(Recorded data)
★ ★ ★ ★ ★

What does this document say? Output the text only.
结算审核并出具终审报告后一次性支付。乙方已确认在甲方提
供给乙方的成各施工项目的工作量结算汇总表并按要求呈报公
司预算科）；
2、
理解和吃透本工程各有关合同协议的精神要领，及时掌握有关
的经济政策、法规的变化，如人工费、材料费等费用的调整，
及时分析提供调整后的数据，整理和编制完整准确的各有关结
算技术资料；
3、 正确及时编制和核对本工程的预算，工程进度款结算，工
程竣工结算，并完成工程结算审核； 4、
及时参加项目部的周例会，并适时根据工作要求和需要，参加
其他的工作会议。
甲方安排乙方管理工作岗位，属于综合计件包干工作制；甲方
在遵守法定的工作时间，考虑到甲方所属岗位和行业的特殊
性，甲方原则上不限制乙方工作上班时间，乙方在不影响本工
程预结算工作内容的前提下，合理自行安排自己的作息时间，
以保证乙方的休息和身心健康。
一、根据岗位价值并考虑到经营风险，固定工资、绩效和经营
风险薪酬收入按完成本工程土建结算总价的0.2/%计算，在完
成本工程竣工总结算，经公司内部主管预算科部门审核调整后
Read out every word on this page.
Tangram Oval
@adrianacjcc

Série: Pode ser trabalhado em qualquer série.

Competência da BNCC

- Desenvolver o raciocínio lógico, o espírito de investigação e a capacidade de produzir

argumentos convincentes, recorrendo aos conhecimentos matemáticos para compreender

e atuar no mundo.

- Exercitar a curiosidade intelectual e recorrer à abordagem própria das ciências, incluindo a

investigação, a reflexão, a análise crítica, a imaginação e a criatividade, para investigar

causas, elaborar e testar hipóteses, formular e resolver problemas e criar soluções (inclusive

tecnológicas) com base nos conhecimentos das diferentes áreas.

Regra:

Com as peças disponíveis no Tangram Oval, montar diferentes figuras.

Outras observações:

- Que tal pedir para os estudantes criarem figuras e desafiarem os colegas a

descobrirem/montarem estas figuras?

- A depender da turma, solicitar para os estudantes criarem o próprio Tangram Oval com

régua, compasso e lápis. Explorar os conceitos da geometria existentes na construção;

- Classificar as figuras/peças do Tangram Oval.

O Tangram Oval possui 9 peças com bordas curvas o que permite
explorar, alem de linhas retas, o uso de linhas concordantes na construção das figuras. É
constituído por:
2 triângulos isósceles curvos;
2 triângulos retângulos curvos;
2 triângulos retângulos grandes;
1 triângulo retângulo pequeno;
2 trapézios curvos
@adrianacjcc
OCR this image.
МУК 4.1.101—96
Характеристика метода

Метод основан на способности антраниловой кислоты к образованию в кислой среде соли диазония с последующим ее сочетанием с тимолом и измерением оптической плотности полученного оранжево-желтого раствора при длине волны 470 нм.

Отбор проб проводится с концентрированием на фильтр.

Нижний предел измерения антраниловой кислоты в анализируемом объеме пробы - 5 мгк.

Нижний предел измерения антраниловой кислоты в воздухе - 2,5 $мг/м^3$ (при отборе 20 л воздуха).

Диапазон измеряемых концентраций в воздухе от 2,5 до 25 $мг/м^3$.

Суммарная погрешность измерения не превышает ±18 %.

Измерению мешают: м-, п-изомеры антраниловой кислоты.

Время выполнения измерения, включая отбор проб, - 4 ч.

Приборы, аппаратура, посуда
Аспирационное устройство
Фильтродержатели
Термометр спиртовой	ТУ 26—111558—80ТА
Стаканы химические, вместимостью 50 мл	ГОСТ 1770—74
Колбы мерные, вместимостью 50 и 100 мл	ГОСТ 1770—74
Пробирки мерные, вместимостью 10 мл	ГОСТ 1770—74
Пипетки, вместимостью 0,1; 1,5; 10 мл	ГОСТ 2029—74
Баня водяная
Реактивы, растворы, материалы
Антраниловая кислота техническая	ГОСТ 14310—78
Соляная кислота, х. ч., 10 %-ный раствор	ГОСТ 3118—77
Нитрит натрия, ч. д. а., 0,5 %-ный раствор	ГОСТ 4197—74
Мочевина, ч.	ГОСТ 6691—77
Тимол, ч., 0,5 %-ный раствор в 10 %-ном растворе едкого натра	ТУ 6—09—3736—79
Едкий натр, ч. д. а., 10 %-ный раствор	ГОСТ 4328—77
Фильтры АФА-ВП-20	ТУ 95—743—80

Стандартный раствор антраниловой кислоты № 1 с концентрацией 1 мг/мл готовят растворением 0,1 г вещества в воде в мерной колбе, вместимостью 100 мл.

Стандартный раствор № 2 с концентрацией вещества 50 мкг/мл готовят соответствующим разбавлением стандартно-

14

★ ★ ★ ★ ★

INSTRUCTION
Count the lines in the records above that contain the word "Oval", and reply with only that number.

ANSWER TO THE TASK
5